--- What to do ---
Each line containing the word "ylabel" should be found and copied.
** start Supplied material **
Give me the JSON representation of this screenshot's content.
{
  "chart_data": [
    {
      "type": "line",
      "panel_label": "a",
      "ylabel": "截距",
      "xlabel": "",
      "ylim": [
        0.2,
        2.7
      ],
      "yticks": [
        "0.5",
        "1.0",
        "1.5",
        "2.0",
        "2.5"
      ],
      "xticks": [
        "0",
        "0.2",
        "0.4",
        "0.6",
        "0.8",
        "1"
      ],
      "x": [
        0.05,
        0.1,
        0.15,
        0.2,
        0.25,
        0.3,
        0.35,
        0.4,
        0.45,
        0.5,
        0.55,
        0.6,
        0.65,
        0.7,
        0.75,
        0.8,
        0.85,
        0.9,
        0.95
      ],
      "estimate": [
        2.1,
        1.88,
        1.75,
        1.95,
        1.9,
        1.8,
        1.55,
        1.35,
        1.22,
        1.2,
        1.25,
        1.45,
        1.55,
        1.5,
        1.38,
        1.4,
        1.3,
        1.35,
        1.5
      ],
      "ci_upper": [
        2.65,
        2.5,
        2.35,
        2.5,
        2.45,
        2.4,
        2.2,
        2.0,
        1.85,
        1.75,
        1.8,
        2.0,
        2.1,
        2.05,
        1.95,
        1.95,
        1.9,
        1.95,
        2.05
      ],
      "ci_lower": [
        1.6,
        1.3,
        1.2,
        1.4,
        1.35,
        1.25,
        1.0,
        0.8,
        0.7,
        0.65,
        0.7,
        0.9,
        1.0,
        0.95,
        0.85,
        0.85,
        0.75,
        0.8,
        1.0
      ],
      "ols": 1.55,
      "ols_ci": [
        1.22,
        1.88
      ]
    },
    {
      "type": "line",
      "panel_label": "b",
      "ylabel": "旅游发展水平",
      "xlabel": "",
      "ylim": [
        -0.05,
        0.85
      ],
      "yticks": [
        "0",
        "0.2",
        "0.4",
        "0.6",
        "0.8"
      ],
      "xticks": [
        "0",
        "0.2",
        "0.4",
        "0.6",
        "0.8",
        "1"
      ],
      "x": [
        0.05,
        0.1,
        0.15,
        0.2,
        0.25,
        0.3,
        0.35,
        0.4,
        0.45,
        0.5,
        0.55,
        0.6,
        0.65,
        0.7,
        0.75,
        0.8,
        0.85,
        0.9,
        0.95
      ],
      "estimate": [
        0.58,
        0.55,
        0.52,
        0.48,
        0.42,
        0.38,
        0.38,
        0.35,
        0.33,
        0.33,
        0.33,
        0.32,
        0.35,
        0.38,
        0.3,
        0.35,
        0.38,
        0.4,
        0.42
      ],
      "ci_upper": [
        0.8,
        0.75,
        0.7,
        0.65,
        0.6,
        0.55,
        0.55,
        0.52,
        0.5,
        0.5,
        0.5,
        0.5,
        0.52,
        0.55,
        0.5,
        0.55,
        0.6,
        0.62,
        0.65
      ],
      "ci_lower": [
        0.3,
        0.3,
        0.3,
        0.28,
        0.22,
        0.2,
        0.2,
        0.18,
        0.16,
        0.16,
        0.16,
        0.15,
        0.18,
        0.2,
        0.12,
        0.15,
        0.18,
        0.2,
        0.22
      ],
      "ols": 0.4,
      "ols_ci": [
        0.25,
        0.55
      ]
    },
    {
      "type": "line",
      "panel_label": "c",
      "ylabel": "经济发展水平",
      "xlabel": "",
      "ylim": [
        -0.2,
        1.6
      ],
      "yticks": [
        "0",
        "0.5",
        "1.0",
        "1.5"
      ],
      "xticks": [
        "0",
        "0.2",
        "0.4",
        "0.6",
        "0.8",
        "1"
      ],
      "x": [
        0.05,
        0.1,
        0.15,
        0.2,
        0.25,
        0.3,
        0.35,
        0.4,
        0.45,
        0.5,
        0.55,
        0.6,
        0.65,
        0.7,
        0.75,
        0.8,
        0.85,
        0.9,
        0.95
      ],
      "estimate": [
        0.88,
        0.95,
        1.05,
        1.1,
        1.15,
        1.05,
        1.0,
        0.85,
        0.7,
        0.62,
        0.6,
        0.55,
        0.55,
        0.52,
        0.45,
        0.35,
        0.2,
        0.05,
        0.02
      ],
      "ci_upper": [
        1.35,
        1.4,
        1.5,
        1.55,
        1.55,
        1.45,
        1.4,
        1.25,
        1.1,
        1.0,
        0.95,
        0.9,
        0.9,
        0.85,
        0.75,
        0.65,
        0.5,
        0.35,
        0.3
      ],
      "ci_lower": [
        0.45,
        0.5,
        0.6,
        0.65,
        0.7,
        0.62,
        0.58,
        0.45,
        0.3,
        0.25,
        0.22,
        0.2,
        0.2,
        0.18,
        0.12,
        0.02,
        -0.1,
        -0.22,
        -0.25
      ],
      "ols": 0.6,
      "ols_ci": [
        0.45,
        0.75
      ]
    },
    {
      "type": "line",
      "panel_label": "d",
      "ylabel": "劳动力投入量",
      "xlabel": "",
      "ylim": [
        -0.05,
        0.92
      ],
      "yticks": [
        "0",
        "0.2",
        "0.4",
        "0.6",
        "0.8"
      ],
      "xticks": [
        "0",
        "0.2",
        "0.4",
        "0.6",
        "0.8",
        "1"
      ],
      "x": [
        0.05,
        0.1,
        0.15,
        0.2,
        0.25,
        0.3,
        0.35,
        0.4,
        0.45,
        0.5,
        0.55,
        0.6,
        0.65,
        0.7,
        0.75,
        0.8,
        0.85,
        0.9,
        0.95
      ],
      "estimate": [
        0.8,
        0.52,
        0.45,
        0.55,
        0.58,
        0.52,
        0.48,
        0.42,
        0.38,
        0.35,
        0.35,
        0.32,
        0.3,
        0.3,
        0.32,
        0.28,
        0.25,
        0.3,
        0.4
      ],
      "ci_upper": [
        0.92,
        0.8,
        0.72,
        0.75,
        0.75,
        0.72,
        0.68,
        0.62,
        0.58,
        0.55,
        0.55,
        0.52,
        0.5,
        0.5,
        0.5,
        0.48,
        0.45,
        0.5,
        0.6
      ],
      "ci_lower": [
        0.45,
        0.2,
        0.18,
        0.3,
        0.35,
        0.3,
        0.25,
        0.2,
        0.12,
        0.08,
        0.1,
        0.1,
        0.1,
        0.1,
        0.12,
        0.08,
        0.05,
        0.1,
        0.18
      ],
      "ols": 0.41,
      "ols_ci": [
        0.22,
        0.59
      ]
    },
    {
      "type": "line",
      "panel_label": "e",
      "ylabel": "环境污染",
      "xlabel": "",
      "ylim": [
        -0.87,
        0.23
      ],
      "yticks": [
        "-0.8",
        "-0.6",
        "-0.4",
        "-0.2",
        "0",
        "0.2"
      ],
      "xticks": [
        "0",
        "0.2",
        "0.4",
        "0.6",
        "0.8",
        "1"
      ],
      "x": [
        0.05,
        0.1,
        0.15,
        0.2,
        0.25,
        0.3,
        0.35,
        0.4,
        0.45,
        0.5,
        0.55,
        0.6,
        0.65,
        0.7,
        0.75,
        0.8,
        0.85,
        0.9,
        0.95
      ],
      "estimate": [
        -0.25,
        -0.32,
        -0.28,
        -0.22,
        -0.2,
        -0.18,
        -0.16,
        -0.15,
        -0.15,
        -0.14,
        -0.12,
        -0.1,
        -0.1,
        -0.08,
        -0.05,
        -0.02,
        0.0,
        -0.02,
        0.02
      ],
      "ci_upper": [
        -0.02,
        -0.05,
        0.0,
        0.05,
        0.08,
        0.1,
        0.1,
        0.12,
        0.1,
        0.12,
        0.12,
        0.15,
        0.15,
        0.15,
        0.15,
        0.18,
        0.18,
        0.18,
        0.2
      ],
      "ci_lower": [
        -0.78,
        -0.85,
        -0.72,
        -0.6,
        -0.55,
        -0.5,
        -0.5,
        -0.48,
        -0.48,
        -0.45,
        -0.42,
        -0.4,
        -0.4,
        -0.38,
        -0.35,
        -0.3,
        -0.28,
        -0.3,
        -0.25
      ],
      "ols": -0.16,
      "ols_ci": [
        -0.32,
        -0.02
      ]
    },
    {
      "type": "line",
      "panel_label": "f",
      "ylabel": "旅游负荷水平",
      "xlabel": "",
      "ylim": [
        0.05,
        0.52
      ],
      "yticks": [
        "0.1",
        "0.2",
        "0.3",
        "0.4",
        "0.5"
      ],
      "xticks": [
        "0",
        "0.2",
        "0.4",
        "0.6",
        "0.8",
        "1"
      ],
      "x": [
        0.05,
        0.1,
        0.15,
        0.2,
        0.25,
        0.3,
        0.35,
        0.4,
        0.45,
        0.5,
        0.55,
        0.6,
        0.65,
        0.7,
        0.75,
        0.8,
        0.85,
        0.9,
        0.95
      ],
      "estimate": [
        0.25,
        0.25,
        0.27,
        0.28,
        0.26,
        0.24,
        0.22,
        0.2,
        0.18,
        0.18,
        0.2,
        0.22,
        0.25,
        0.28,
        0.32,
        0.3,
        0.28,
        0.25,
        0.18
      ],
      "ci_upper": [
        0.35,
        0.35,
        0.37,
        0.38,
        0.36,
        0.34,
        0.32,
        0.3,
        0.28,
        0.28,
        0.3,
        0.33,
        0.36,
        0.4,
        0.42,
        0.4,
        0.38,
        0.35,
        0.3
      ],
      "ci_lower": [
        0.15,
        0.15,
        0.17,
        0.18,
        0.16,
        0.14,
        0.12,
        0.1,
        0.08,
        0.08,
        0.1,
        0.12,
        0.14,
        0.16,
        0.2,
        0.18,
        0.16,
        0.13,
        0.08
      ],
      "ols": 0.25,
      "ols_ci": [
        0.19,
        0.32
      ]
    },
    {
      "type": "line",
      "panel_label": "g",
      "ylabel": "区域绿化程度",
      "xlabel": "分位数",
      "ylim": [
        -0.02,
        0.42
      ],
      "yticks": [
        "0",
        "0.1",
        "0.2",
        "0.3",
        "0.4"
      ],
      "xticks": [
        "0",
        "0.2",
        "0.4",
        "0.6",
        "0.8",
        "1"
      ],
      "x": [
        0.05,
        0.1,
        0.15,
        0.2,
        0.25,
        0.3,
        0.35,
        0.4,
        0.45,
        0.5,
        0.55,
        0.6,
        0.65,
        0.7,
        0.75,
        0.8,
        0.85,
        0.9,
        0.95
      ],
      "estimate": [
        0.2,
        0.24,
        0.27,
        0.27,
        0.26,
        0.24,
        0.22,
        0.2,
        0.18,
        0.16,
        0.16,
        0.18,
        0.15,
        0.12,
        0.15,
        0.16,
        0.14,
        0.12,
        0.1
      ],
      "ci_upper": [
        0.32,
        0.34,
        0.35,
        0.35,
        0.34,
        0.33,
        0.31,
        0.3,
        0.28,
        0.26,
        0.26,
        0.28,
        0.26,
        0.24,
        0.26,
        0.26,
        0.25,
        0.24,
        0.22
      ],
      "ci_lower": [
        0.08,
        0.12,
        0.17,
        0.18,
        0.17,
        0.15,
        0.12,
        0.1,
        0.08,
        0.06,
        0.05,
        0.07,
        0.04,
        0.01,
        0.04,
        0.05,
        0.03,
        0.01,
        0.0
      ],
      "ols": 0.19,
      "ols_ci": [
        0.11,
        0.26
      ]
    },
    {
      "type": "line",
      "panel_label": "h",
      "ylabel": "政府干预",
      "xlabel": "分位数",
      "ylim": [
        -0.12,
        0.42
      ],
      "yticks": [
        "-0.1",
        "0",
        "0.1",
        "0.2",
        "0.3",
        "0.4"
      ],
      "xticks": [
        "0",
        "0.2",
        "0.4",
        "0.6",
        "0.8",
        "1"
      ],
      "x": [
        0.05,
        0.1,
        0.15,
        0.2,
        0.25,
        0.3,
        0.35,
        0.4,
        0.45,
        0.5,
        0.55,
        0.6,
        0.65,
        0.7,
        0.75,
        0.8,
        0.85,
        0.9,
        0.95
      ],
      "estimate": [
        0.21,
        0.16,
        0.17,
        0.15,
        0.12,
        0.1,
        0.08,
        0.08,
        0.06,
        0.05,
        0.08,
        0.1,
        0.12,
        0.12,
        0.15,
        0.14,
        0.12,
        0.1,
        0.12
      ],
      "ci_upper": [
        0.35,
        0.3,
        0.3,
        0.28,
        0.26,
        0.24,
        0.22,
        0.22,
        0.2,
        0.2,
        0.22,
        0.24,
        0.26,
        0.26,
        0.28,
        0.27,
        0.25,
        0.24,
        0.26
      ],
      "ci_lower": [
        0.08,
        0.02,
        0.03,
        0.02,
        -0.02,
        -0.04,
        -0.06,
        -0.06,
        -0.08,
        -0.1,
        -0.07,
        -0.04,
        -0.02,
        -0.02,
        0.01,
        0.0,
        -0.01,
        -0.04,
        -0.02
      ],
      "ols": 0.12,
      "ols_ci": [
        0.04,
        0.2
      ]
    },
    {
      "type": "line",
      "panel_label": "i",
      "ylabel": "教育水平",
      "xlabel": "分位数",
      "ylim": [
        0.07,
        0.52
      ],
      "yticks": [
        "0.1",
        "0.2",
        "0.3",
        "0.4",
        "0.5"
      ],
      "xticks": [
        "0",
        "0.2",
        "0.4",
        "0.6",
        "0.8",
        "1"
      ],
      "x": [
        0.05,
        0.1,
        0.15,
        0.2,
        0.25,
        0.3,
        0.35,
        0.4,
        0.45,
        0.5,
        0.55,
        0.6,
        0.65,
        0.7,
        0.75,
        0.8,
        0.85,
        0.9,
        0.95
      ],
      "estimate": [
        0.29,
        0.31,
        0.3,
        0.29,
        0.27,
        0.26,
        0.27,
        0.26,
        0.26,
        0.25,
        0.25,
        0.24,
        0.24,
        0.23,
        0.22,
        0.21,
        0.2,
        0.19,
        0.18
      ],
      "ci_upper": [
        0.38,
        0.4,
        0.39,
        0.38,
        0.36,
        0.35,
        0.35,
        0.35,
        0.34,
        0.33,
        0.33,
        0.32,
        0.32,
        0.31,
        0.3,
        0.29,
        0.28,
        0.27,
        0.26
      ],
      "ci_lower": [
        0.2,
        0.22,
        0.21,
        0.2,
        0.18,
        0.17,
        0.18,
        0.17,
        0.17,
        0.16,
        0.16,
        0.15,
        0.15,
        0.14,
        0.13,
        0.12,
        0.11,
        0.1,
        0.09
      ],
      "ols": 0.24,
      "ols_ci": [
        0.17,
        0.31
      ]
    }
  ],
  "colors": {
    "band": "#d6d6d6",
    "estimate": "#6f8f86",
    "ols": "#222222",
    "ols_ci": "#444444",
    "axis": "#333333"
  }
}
** end Supplied material **
--- Finished task ---
      "ylabel": "截距",
      "ylabel": "旅游发展水平",
      "ylabel": "经济发展水平",
      "ylabel": "劳动力投入量",
      "ylabel": "环境污染",
      "ylabel": "旅游负荷水平",
      "ylabel": "区域绿化程度",
      "ylabel": "政府干预",
      "ylabel": "教育水平",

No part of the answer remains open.